▸ **DIRECTION**
Count each line in which the word "Martin" appears. Reply with the total and nothing more.

▸ **MATERIAL**
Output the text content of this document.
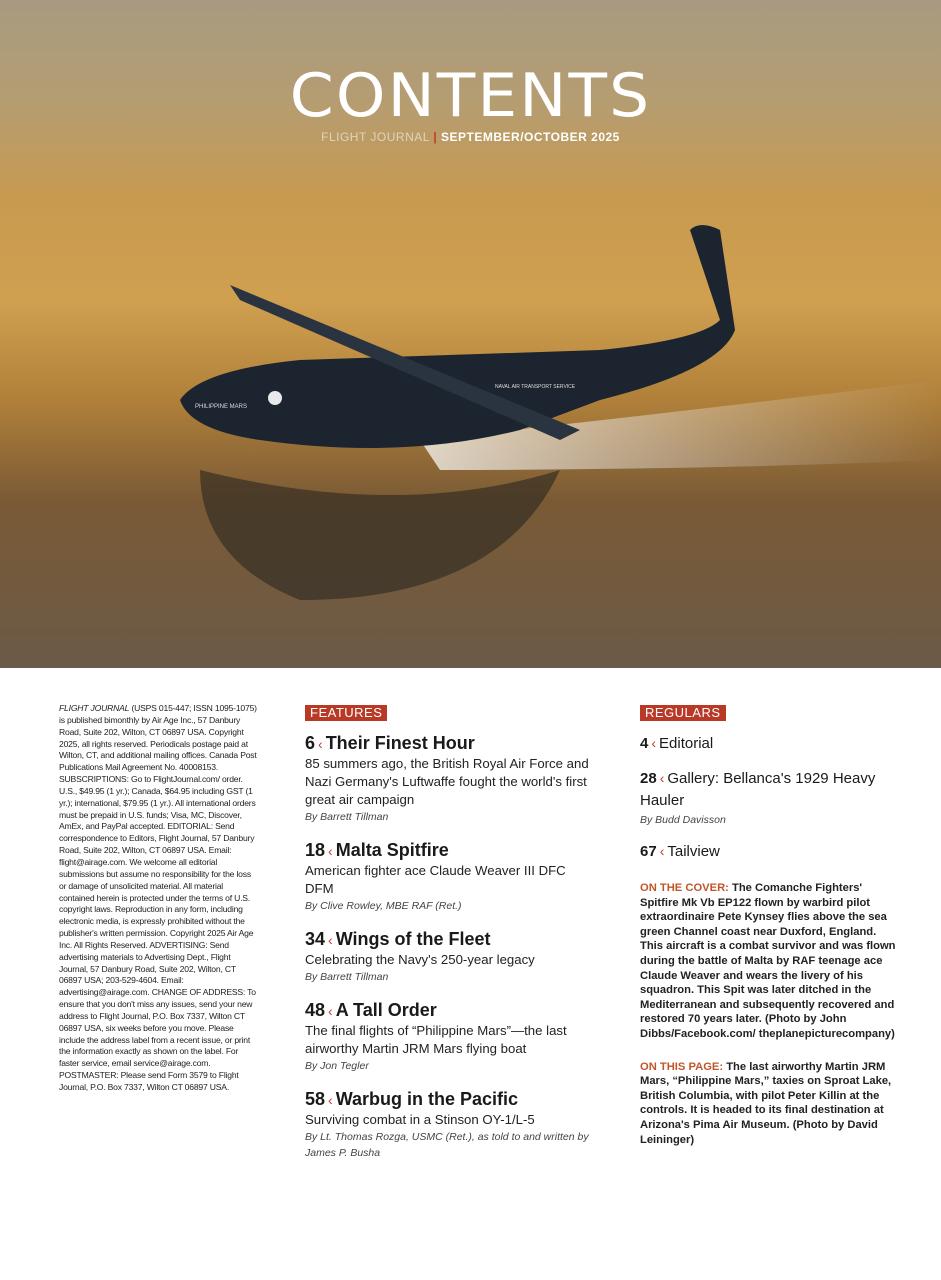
PHILIPPINE MARS
NAVAL AIR TRANSPORT SERVICE
CONTENTS
FLIGHT JOURNAL | SEPTEMBER/OCTOBER 2025
FLIGHT JOURNAL (USPS 015-447; ISSN 1095-1075) is published bimonthly by Air Age Inc., 57 Danbury Road, Suite 202, Wilton, CT 06897 USA. Copyright 2025, all rights reserved. Periodicals postage paid at Wilton, CT, and additional mailing offices. Canada Post Publications Mail Agreement No. 40008153. SUBSCRIPTIONS: Go to FlightJournal.com/ order. U.S., $49.95 (1 yr.); Canada, $64.95 including GST (1 yr.); international, $79.95 (1 yr.). All international orders must be prepaid in U.S. funds; Visa, MC, Discover, AmEx, and PayPal accepted. EDITORIAL: Send correspondence to Editors, Flight Journal, 57 Danbury Road, Suite 202, Wilton, CT 06897 USA. Email: flight@airage.com. We welcome all editorial submissions but assume no responsibility for the loss or damage of unsolicited material. All material contained herein is protected under the terms of U.S. copyright laws. Reproduction in any form, including electronic media, is expressly prohibited without the publisher's written permission. Copyright 2025 Air Age Inc. All Rights Reserved. ADVERTISING: Send advertising materials to Advertising Dept., Flight Journal, 57 Danbury Road, Suite 202, Wilton, CT 06897 USA; 203-529-4604. Email: advertising@airage.com. CHANGE OF ADDRESS: To ensure that you don't miss any issues, send your new address to Flight Journal, P.O. Box 7337, Wilton CT 06897 USA, six weeks before you move. Please include the address label from a recent issue, or print the information exactly as shown on the label. For faster service, email service@airage.com. POSTMASTER: Please send Form 3579 to Flight Journal, P.O. Box 7337, Wilton CT 06897 USA.
FEATURES
6 ‹ Their Finest Hour
85 summers ago, the British Royal Air Force and Nazi Germany's Luftwaffe fought the world's first great air campaign
By Barrett Tillman
18 ‹ Malta Spitfire
American fighter ace Claude Weaver III DFC DFM
By Clive Rowley, MBE RAF (Ret.)
34 ‹ Wings of the Fleet
Celebrating the Navy's 250-year legacy
By Barrett Tillman
48 ‹ A Tall Order
The final flights of “Philippine Mars”—the last airworthy Martin JRM Mars flying boat
By Jon Tegler
58 ‹ Warbug in the Pacific
Surviving combat in a Stinson OY-1/L-5
By Lt. Thomas Rozga, USMC (Ret.), as told to and written by James P. Busha
REGULARS
4 ‹ Editorial
28 ‹ Gallery: Bellanca's 1929 Heavy Hauler
By Budd Davisson
67 ‹ Tailview
ON THE COVER: The Comanche Fighters' Spitfire Mk Vb EP122 flown by warbird pilot extraordinaire Pete Kynsey flies above the sea green Channel coast near Duxford, England. This aircraft is a combat survivor and was flown during the battle of Malta by RAF teenage ace Claude Weaver and wears the livery of his squadron. This Spit was later ditched in the Mediterranean and subsequently recovered and restored 70 years later. (Photo by John Dibbs/Facebook.com/ theplanepicturecompany)
ON THIS PAGE: The last airworthy Martin JRM Mars, “Philippine Mars,” taxies on Sproat Lake, British Columbia, with pilot Peter Killin at the controls. It is headed to its final destination at Arizona's Pima Air Museum. (Photo by David Leininger)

▸ **ANSWER FOR THIS EXERCISE**
2